MATERIALS PROVIDED:
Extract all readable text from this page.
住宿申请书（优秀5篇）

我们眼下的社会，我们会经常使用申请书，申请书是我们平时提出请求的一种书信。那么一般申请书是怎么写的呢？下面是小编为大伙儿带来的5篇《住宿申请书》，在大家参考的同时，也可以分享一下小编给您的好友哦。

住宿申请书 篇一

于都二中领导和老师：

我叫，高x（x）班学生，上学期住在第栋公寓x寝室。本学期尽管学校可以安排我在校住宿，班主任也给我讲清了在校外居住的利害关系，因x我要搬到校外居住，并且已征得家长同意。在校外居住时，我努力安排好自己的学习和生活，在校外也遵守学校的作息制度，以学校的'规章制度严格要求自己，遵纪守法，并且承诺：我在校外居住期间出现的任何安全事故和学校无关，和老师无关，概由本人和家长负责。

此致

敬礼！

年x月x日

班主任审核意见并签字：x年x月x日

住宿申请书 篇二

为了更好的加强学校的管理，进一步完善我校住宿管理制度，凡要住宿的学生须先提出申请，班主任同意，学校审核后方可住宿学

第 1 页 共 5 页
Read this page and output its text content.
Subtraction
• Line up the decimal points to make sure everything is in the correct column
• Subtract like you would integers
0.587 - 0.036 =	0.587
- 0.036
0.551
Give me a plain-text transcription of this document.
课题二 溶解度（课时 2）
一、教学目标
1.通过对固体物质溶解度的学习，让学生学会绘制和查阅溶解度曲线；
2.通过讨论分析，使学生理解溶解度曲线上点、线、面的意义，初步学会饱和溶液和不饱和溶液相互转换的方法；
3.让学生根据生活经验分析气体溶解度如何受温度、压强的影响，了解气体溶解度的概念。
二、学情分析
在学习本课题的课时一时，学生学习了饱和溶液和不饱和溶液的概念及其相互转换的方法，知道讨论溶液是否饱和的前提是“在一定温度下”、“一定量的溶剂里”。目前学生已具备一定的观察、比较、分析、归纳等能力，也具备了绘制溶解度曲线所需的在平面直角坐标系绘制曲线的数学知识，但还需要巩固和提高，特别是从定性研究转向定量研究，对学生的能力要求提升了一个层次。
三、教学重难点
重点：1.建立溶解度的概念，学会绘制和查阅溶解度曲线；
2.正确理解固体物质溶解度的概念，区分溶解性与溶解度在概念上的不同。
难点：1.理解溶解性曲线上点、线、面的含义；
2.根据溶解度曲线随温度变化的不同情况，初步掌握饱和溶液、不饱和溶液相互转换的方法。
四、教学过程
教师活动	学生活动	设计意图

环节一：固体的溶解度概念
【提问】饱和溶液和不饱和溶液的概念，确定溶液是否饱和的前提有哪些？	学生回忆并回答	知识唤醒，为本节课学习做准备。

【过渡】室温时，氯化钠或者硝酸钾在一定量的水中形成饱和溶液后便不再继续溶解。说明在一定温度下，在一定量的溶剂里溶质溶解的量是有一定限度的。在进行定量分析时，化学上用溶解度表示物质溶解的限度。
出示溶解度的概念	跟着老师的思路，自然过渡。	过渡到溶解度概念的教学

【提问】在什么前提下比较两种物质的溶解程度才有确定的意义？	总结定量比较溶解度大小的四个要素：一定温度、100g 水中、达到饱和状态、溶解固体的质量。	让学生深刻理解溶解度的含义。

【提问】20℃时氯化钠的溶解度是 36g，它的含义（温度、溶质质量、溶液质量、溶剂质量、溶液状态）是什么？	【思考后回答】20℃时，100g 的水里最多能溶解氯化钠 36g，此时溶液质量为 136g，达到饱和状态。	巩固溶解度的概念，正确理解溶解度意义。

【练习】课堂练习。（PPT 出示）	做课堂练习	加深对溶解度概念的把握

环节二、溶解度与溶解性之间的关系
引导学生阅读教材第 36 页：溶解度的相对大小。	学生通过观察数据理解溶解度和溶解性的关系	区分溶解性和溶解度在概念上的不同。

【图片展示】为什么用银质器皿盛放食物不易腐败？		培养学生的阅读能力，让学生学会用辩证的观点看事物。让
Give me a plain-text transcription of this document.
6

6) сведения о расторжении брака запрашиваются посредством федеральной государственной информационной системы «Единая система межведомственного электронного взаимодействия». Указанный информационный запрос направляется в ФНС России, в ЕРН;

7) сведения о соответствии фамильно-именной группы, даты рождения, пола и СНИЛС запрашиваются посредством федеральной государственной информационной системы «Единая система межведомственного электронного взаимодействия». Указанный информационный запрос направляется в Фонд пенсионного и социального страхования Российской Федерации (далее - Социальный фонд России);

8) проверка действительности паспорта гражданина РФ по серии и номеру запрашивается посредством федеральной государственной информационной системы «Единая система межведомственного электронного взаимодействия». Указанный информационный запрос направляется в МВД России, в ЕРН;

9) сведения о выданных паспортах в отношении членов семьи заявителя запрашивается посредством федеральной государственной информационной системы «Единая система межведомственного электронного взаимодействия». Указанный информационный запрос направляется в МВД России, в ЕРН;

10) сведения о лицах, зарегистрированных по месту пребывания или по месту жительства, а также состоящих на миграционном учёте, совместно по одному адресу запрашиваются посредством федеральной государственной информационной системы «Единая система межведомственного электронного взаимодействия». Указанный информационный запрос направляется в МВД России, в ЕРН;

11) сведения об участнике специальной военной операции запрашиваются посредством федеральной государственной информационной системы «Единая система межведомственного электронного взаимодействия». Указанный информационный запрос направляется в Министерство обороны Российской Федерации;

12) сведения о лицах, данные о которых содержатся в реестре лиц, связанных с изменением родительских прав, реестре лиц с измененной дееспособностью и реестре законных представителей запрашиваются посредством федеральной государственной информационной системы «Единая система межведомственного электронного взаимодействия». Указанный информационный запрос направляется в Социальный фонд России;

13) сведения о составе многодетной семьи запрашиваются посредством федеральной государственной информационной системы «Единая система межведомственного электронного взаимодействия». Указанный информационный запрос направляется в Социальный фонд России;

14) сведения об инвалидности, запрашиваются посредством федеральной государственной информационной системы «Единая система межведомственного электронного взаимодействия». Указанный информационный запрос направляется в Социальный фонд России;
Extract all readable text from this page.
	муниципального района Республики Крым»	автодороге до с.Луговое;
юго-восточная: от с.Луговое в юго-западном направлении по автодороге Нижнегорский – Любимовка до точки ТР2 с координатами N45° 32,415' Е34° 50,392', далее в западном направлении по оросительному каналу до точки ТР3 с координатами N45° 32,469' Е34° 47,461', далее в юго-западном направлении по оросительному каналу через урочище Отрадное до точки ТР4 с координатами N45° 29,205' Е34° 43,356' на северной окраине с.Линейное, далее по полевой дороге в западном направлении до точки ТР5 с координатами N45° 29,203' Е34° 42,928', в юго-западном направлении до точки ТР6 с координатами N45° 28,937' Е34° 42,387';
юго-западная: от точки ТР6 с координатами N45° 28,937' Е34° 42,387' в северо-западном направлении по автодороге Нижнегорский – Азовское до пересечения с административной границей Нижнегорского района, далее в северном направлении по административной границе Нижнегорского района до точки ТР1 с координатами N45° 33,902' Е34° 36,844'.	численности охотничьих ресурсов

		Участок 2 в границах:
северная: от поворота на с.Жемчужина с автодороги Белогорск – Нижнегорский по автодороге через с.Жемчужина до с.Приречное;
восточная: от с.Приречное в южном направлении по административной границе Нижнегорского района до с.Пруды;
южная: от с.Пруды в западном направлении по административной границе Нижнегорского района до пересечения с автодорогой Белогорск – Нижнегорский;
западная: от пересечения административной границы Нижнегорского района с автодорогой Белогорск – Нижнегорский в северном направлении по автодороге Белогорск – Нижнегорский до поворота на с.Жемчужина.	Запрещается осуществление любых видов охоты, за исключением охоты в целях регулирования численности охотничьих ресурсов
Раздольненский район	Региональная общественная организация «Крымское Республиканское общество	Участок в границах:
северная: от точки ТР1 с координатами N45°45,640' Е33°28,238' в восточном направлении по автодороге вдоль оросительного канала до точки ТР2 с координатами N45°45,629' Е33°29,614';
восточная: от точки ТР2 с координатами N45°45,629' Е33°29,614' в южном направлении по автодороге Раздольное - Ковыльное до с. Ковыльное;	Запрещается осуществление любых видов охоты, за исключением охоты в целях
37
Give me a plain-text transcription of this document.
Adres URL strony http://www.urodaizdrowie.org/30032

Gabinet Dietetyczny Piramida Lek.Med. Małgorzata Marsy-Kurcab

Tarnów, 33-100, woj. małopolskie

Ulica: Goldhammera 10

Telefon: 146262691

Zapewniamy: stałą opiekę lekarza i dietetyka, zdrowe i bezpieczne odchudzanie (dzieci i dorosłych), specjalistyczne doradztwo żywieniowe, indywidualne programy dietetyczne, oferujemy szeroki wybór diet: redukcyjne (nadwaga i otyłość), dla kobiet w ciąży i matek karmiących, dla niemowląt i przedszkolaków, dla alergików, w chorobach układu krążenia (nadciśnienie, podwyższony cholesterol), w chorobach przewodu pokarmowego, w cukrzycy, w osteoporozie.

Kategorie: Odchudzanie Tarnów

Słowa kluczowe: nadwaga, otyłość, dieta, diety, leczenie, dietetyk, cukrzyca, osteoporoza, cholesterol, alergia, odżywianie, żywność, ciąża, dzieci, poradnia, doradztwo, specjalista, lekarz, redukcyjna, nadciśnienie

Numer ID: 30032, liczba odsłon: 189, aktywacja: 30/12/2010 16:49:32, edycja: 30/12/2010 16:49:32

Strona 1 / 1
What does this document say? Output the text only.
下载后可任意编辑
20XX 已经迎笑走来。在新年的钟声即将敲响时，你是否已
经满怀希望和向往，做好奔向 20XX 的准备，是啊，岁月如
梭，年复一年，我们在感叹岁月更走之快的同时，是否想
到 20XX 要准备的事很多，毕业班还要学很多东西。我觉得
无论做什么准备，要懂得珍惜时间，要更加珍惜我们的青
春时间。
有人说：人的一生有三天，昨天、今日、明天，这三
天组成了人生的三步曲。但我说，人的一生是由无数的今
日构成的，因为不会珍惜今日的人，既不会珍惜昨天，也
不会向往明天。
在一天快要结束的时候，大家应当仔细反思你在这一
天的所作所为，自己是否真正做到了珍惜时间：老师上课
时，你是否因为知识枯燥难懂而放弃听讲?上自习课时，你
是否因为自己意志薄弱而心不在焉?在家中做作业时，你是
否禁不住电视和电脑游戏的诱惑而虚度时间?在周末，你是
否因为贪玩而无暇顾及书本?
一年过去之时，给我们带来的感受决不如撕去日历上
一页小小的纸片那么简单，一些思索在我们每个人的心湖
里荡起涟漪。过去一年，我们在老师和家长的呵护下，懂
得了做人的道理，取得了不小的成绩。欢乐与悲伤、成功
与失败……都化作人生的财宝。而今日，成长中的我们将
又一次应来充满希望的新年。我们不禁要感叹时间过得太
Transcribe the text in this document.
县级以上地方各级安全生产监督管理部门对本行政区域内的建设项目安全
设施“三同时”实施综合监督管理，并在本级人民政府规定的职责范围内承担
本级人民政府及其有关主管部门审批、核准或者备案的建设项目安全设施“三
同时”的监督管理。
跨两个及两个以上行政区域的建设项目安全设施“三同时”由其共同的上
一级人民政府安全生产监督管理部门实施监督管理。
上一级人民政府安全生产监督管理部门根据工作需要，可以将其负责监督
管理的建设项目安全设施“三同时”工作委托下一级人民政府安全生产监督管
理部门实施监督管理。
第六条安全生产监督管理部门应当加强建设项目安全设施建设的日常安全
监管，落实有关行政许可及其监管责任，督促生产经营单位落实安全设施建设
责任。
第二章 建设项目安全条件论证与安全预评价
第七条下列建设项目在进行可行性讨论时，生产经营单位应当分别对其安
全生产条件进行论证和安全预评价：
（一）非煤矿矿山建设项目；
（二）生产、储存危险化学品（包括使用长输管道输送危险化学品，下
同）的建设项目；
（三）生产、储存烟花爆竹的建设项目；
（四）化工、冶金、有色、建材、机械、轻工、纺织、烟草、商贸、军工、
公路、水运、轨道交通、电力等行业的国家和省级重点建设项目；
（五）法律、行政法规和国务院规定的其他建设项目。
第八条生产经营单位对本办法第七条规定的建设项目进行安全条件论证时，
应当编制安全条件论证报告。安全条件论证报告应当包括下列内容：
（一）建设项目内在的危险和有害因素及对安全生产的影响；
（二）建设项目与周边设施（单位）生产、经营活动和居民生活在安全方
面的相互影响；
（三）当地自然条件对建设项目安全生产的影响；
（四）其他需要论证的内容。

THE TASK:
Only a number is wanted: how many lines of the material above hold "Запрещается"?

SOLUTION FOR THIS TASK:
2